▶ [Exercise details] Collect from the data below each line with "Tambahan".

▶ [Task input]

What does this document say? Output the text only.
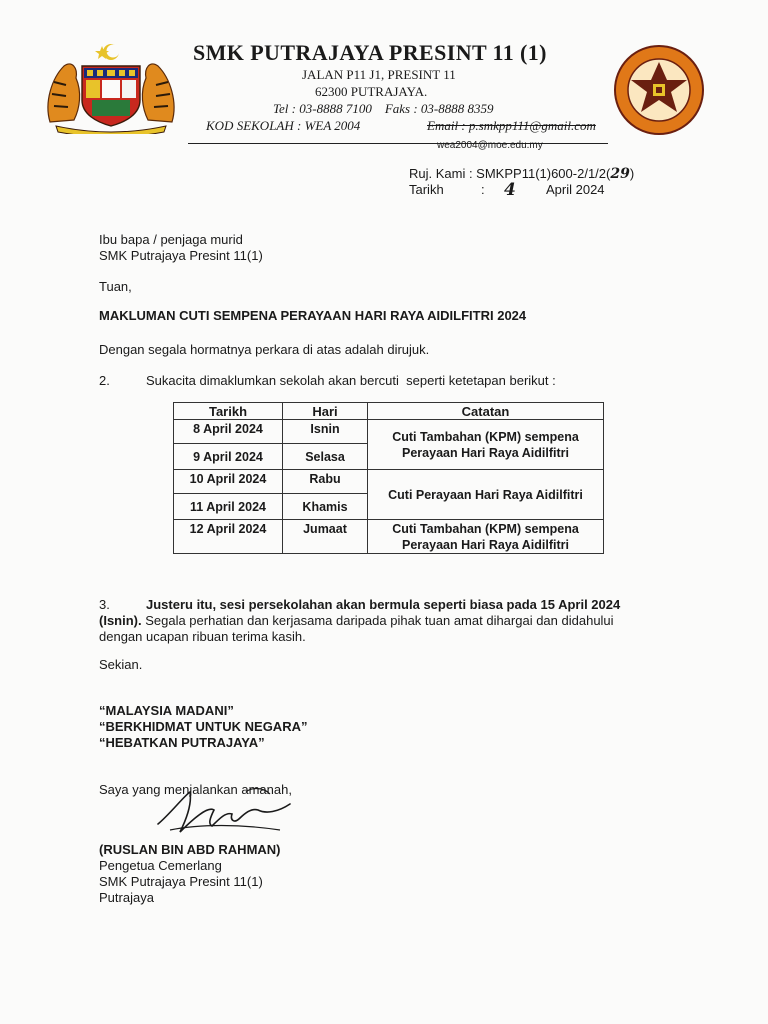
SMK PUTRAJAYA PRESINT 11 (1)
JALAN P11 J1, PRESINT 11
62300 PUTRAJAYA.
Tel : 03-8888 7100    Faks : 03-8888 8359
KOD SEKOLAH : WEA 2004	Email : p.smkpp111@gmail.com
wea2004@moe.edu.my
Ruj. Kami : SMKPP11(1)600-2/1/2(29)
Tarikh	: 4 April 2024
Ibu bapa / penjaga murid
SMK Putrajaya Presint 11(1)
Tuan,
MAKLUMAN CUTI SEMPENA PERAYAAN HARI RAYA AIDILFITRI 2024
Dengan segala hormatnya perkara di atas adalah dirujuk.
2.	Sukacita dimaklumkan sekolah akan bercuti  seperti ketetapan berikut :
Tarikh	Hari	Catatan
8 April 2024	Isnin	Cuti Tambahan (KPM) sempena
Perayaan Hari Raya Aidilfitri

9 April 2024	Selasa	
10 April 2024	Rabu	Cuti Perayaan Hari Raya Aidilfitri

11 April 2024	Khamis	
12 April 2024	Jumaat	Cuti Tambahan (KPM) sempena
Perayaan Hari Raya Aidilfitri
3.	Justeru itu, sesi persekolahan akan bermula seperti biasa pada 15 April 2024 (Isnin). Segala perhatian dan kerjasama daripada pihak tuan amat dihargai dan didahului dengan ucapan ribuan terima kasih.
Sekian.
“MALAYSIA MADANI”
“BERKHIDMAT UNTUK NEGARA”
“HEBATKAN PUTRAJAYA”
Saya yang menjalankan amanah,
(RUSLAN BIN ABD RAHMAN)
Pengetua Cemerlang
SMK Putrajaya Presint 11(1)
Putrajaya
--
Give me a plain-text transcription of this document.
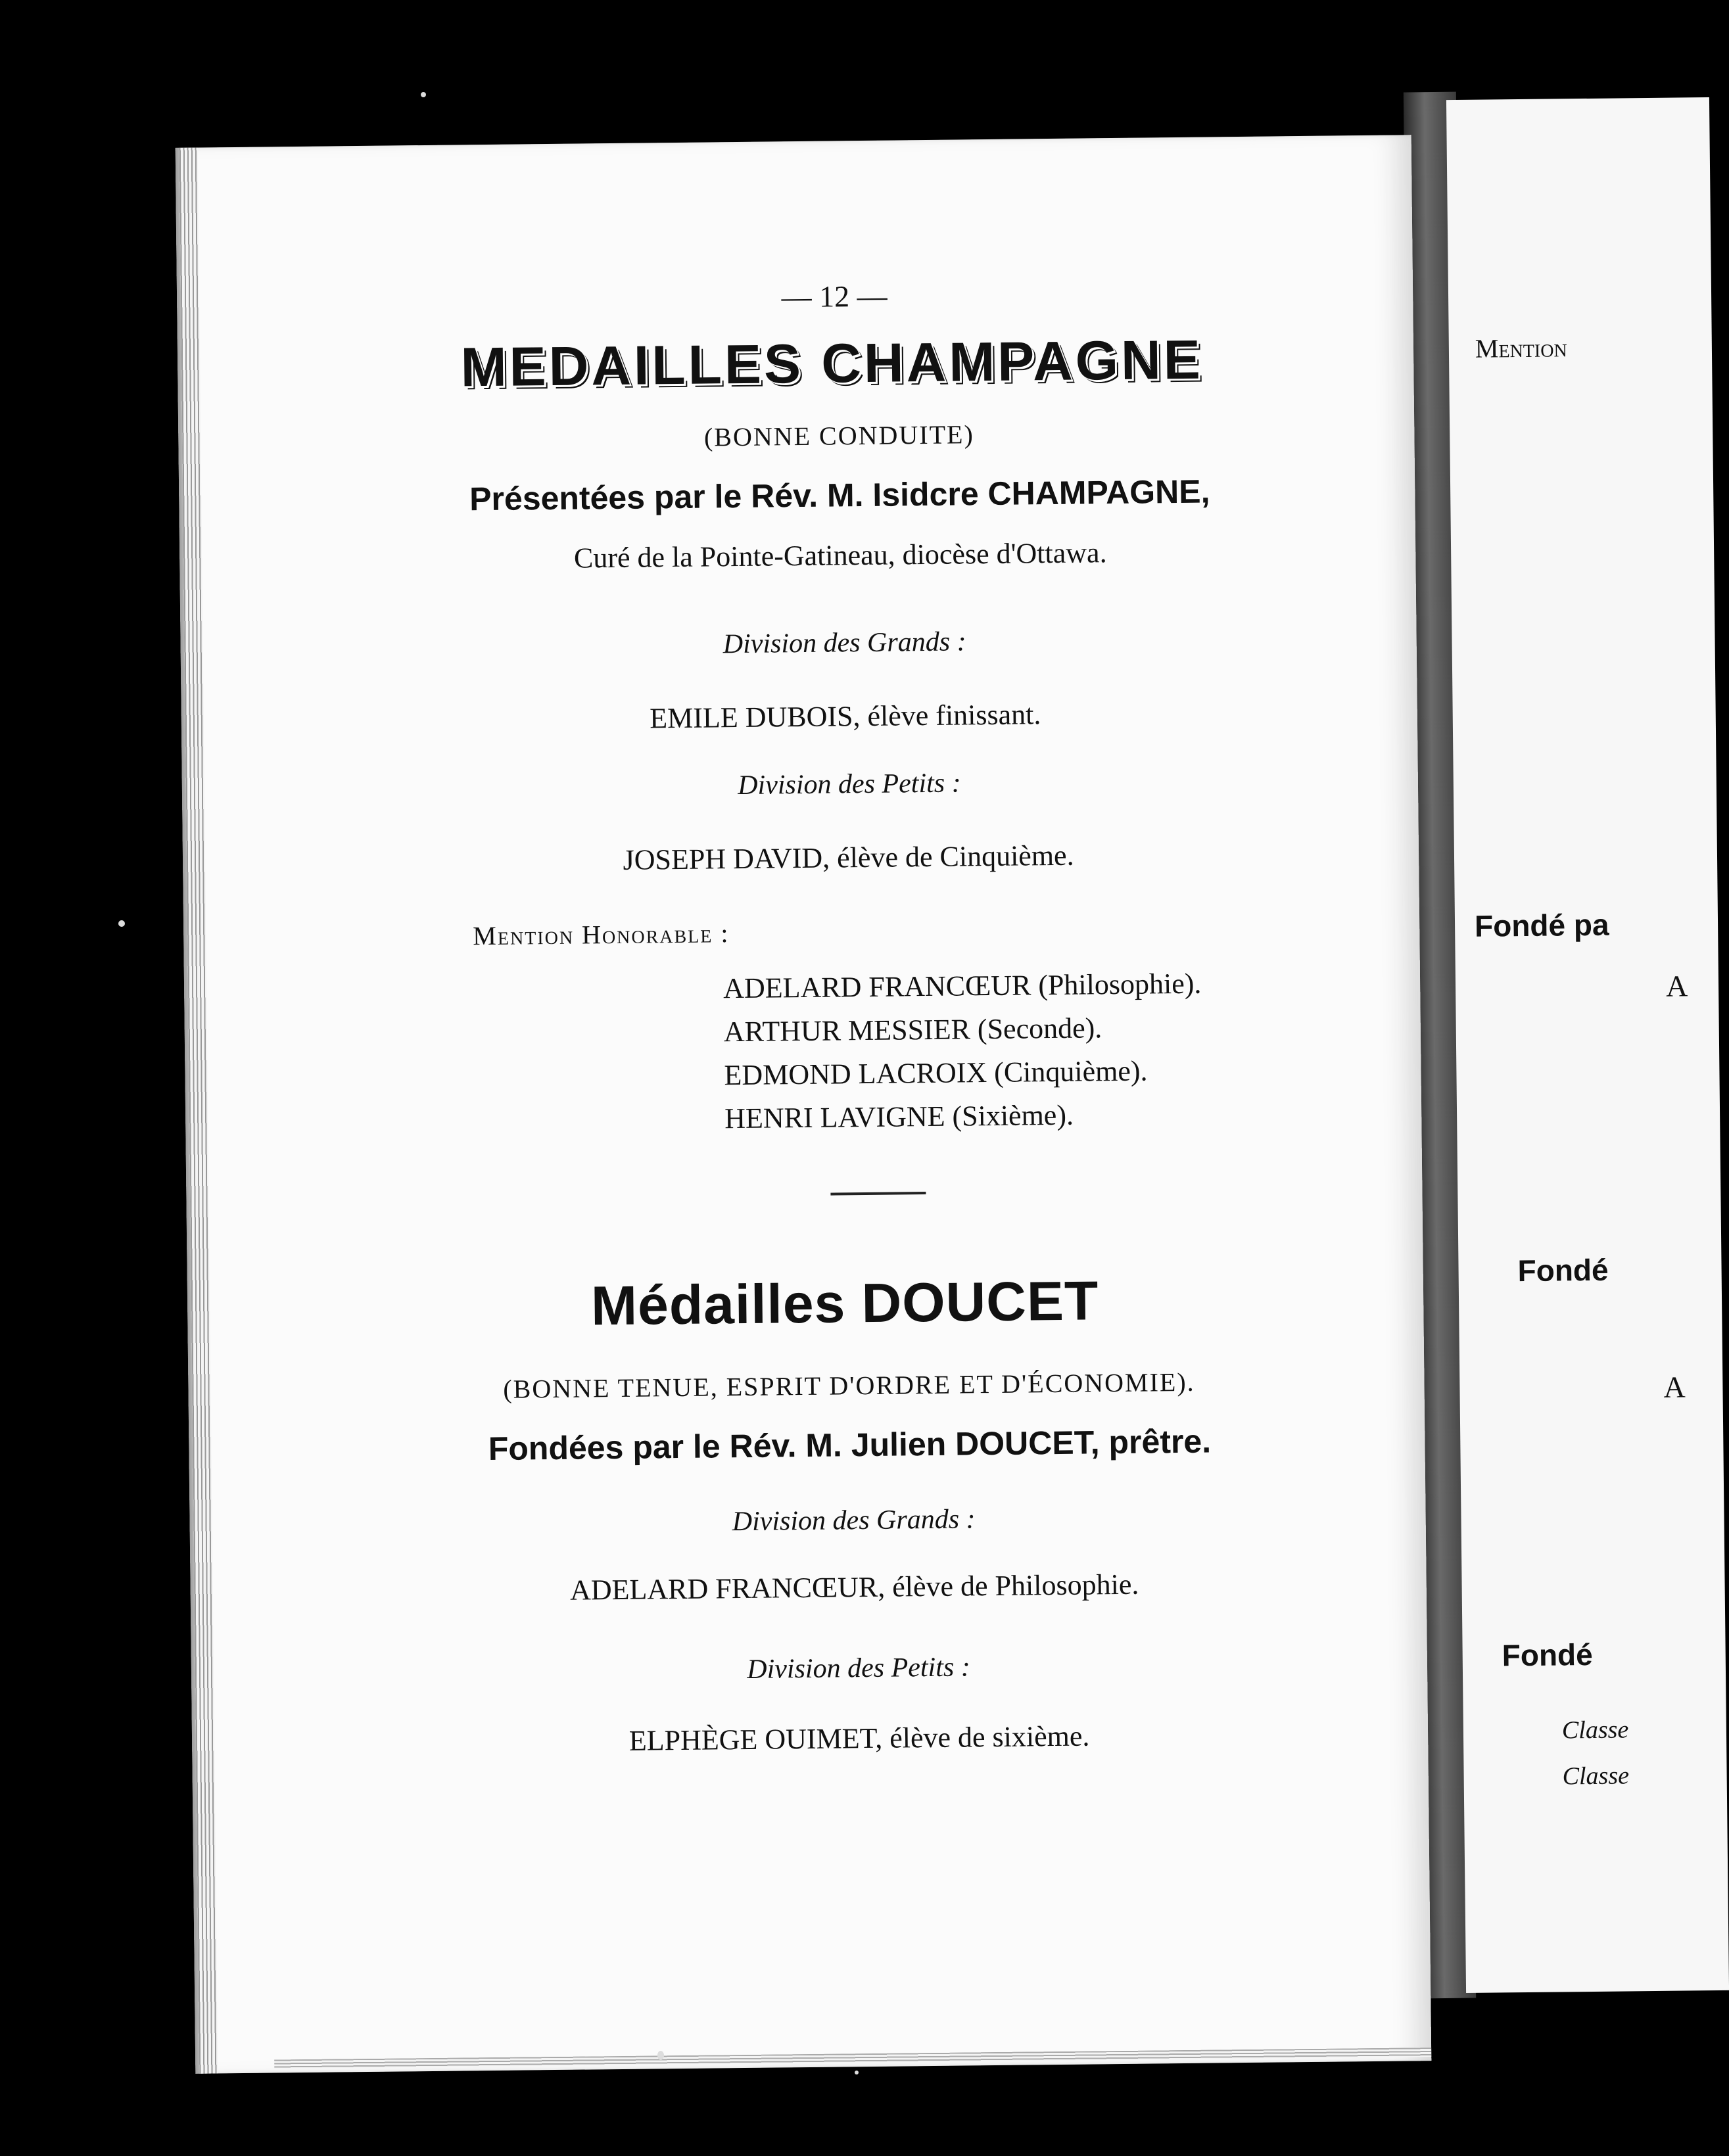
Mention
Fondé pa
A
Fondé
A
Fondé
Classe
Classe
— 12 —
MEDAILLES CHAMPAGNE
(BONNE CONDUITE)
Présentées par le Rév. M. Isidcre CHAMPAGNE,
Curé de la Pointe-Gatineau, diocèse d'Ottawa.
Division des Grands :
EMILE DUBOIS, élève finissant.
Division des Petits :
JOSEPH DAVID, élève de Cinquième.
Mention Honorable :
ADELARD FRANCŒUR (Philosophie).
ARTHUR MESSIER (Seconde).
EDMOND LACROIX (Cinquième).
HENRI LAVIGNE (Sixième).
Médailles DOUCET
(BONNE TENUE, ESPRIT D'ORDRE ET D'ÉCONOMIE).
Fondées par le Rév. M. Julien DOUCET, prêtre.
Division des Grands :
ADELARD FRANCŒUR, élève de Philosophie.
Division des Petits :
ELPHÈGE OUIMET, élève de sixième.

▶ [Result]
8 April 2024	Isnin	Cuti Tambahan (KPM) sempena
12 April 2024	Jumaat	Cuti Tambahan (KPM) sempena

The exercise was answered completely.